Written instruction: Can you write out the whole listing exactly?

Material supplied:
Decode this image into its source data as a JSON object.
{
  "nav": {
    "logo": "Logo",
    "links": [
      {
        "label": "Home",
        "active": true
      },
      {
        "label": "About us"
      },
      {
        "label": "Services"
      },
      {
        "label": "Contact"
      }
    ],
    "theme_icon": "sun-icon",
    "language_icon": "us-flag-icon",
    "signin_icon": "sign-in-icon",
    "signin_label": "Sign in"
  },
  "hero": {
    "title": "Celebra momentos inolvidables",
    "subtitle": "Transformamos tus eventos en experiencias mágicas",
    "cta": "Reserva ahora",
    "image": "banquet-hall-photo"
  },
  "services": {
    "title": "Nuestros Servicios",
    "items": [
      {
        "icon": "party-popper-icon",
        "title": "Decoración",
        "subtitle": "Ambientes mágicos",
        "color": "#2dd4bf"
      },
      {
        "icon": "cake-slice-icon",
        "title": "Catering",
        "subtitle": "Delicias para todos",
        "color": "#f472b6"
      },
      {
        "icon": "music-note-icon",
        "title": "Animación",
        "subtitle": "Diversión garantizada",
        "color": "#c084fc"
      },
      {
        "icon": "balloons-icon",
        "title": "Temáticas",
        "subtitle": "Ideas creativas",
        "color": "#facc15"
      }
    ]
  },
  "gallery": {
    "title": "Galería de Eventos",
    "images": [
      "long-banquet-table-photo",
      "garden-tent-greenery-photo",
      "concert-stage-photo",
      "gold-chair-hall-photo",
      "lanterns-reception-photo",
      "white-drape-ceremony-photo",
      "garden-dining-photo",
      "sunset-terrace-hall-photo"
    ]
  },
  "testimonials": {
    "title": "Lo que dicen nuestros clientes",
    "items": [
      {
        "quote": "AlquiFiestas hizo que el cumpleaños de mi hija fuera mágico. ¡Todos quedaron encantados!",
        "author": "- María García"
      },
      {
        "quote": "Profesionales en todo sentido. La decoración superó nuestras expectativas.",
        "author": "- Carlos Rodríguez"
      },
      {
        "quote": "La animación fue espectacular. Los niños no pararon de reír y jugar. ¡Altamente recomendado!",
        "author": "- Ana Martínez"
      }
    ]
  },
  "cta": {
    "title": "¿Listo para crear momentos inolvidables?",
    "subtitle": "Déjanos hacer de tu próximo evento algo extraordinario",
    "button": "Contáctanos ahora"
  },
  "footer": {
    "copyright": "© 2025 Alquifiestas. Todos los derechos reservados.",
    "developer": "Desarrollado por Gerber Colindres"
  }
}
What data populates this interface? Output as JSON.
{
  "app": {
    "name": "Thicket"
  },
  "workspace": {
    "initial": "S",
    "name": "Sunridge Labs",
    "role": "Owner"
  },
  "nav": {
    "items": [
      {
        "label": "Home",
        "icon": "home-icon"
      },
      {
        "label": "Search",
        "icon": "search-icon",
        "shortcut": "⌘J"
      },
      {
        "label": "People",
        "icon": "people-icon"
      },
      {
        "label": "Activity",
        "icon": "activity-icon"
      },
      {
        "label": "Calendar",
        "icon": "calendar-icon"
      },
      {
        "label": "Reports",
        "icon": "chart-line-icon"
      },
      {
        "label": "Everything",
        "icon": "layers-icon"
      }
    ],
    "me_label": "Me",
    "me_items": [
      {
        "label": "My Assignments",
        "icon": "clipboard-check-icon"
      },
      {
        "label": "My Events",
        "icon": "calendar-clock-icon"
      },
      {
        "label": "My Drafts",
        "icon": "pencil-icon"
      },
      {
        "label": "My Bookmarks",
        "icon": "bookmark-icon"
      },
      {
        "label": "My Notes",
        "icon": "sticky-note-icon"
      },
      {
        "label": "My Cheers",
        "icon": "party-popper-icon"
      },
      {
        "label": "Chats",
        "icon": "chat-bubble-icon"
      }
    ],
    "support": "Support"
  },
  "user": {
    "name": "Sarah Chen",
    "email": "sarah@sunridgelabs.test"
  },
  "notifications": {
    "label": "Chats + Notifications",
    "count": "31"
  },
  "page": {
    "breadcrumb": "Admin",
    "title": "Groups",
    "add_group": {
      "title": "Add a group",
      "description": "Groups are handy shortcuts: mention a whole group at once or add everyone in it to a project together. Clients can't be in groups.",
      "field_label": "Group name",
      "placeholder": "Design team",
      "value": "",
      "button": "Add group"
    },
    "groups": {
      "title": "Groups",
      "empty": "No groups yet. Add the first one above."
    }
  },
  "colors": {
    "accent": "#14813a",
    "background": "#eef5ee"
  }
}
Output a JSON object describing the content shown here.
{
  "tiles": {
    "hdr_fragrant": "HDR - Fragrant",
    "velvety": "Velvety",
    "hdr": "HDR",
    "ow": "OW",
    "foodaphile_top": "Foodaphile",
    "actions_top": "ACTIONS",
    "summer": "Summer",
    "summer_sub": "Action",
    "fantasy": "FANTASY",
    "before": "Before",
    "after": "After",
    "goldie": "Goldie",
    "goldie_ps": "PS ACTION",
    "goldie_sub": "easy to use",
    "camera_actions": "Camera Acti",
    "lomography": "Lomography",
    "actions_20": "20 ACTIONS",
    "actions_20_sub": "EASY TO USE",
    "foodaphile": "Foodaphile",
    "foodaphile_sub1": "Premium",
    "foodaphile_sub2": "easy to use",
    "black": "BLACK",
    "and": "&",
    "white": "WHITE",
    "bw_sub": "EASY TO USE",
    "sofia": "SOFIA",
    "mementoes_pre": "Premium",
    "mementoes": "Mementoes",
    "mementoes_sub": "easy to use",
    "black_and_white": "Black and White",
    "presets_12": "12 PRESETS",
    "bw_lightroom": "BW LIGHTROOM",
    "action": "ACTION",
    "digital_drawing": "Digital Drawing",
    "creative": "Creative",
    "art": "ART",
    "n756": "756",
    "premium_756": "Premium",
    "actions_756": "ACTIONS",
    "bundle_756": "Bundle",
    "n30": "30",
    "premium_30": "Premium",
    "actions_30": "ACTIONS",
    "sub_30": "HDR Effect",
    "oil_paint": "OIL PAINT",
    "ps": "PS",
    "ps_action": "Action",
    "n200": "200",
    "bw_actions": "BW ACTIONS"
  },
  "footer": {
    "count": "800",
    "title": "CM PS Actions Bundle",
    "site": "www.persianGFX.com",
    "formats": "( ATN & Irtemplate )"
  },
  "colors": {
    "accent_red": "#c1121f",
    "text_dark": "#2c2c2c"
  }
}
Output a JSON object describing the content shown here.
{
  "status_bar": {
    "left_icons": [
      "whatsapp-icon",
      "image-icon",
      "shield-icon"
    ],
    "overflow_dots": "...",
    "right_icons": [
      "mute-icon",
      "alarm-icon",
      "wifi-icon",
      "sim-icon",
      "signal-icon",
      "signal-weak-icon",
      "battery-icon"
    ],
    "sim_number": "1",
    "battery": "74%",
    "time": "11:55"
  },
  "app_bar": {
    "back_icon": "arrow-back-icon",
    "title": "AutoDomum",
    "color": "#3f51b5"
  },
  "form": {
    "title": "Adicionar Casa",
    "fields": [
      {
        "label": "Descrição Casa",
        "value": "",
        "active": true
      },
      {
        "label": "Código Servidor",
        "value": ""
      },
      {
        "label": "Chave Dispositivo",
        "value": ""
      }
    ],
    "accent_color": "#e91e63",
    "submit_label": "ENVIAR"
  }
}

In response:
Decode this image into its source data as a JSON object.
{
  "nav": {
    "logo": "Logo",
    "links": [
      {
        "label": "Home",
        "active": true
      },
      {
        "label": "About us"
      },
      {
        "label": "Services"
      },
      {
        "label": "Contact"
      }
    ],
    "theme_icon": "sun-icon",
    "language_icon": "us-flag-icon",
    "signin_icon": "sign-in-icon",
    "signin_label": "Sign in"
  },
  "hero": {
    "title": "Celebra momentos inolvidables",
    "subtitle": "Transformamos tus eventos en experiencias mágicas",
    "cta": "Reserva ahora",
    "image": "banquet-hall-photo"
  },
  "services": {
    "title": "Nuestros Servicios",
    "items": [
      {
        "icon": "party-popper-icon",
        "title": "Decoración",
        "subtitle": "Ambientes mágicos",
        "color": "#2dd4bf"
      },
      {
        "icon": "cake-slice-icon",
        "title": "Catering",
        "subtitle": "Delicias para todos",
        "color": "#f472b6"
      },
      {
        "icon": "music-note-icon",
        "title": "Animación",
        "subtitle": "Diversión garantizada",
        "color": "#c084fc"
      },
      {
        "icon": "balloons-icon",
        "title": "Temáticas",
        "subtitle": "Ideas creativas",
        "color": "#facc15"
      }
    ]
  },
  "gallery": {
    "title": "Galería de Eventos",
    "images": [
      "long-banquet-table-photo",
      "garden-tent-greenery-photo",
      "concert-stage-photo",
      "gold-chair-hall-photo",
      "lanterns-reception-photo",
      "white-drape-ceremony-photo",
      "garden-dining-photo",
      "sunset-terrace-hall-photo"
    ]
  },
  "testimonials": {
    "title": "Lo que dicen nuestros clientes",
    "items": [
      {
        "quote": "AlquiFiestas hizo que el cumpleaños de mi hija fuera mágico. ¡Todos quedaron encantados!",
        "author": "- María García"
      },
      {
        "quote": "Profesionales en todo sentido. La decoración superó nuestras expectativas.",
        "author": "- Carlos Rodríguez"
      },
      {
        "quote": "La animación fue espectacular. Los niños no pararon de reír y jugar. ¡Altamente recomendado!",
        "author": "- Ana Martínez"
      }
    ]
  },
  "cta": {
    "title": "¿Listo para crear momentos inolvidables?",
    "subtitle": "Déjanos hacer de tu próximo evento algo extraordinario",
    "button": "Contáctanos ahora"
  },
  "footer": {
    "copyright": "© 2025 Alquifiestas. Todos los derechos reservados.",
    "developer": "Desarrollado por Gerber Colindres"
  }
}
What data populates this interface? Output as JSON.
{
  "app": {
    "name": "Thicket"
  },
  "workspace": {
    "initial": "S",
    "name": "Sunridge Labs",
    "role": "Owner"
  },
  "nav": {
    "items": [
      {
        "label": "Home",
        "icon": "home-icon"
      },
      {
        "label": "Search",
        "icon": "search-icon",
        "shortcut": "⌘J"
      },
      {
        "label": "People",
        "icon": "people-icon"
      },
      {
        "label": "Activity",
        "icon": "activity-icon"
      },
      {
        "label": "Calendar",
        "icon": "calendar-icon"
      },
      {
        "label": "Reports",
        "icon": "chart-line-icon"
      },
      {
        "label": "Everything",
        "icon": "layers-icon"
      }
    ],
    "me_label": "Me",
    "me_items": [
      {
        "label": "My Assignments",
        "icon": "clipboard-check-icon"
      },
      {
        "label": "My Events",
        "icon": "calendar-clock-icon"
      },
      {
        "label": "My Drafts",
        "icon": "pencil-icon"
      },
      {
        "label": "My Bookmarks",
        "icon": "bookmark-icon"
      },
      {
        "label": "My Notes",
        "icon": "sticky-note-icon"
      },
      {
        "label": "My Cheers",
        "icon": "party-popper-icon"
      },
      {
        "label": "Chats",
        "icon": "chat-bubble-icon"
      }
    ],
    "support": "Support"
  },
  "user": {
    "name": "Sarah Chen",
    "email": "sarah@sunridgelabs.test"
  },
  "notifications": {
    "label": "Chats + Notifications",
    "count": "31"
  },
  "page": {
    "breadcrumb": "Admin",
    "title": "Groups",
    "add_group": {
      "title": "Add a group",
      "description": "Groups are handy shortcuts: mention a whole group at once or add everyone in it to a project together. Clients can't be in groups.",
      "field_label": "Group name",
      "placeholder": "Design team",
      "value": "",
      "button": "Add group"
    },
    "groups": {
      "title": "Groups",
      "empty": "No groups yet. Add the first one above."
    }
  },
  "colors": {
    "accent": "#14813a",
    "background": "#eef5ee"
  }
}
Output a JSON object describing the content shown here.
{
  "tiles": {
    "hdr_fragrant": "HDR - Fragrant",
    "velvety": "Velvety",
    "hdr": "HDR",
    "ow": "OW",
    "foodaphile_top": "Foodaphile",
    "actions_top": "ACTIONS",
    "summer": "Summer",
    "summer_sub": "Action",
    "fantasy": "FANTASY",
    "before": "Before",
    "after": "After",
    "goldie": "Goldie",
    "goldie_ps": "PS ACTION",
    "goldie_sub": "easy to use",
    "camera_actions": "Camera Acti",
    "lomography": "Lomography",
    "actions_20": "20 ACTIONS",
    "actions_20_sub": "EASY TO USE",
    "foodaphile": "Foodaphile",
    "foodaphile_sub1": "Premium",
    "foodaphile_sub2": "easy to use",
    "black": "BLACK",
    "and": "&",
    "white": "WHITE",
    "bw_sub": "EASY TO USE",
    "sofia": "SOFIA",
    "mementoes_pre": "Premium",
    "mementoes": "Mementoes",
    "mementoes_sub": "easy to use",
    "black_and_white": "Black and White",
    "presets_12": "12 PRESETS",
    "bw_lightroom": "BW LIGHTROOM",
    "action": "ACTION",
    "digital_drawing": "Digital Drawing",
    "creative": "Creative",
    "art": "ART",
    "n756": "756",
    "premium_756": "Premium",
    "actions_756": "ACTIONS",
    "bundle_756": "Bundle",
    "n30": "30",
    "premium_30": "Premium",
    "actions_30": "ACTIONS",
    "sub_30": "HDR Effect",
    "oil_paint": "OIL PAINT",
    "ps": "PS",
    "ps_action": "Action",
    "n200": "200",
    "bw_actions": "BW ACTIONS"
  },
  "footer": {
    "count": "800",
    "title": "CM PS Actions Bundle",
    "site": "www.persianGFX.com",
    "formats": "( ATN & Irtemplate )"
  },
  "colors": {
    "accent_red": "#c1121f",
    "text_dark": "#2c2c2c"
  }
}
Output a JSON object describing the content shown here.
{
  "status_bar": {
    "left_icons": [
      "whatsapp-icon",
      "image-icon",
      "shield-icon"
    ],
    "overflow_dots": "...",
    "right_icons": [
      "mute-icon",
      "alarm-icon",
      "wifi-icon",
      "sim-icon",
      "signal-icon",
      "signal-weak-icon",
      "battery-icon"
    ],
    "sim_number": "1",
    "battery": "74%",
    "time": "11:55"
  },
  "app_bar": {
    "back_icon": "arrow-back-icon",
    "title": "AutoDomum",
    "color": "#3f51b5"
  },
  "form": {
    "title": "Adicionar Casa",
    "fields": [
      {
        "label": "Descrição Casa",
        "value": "",
        "active": true
      },
      {
        "label": "Código Servidor",
        "value": ""
      },
      {
        "label": "Chave Dispositivo",
        "value": ""
      }
    ],
    "accent_color": "#e91e63",
    "submit_label": "ENVIAR"
  }
}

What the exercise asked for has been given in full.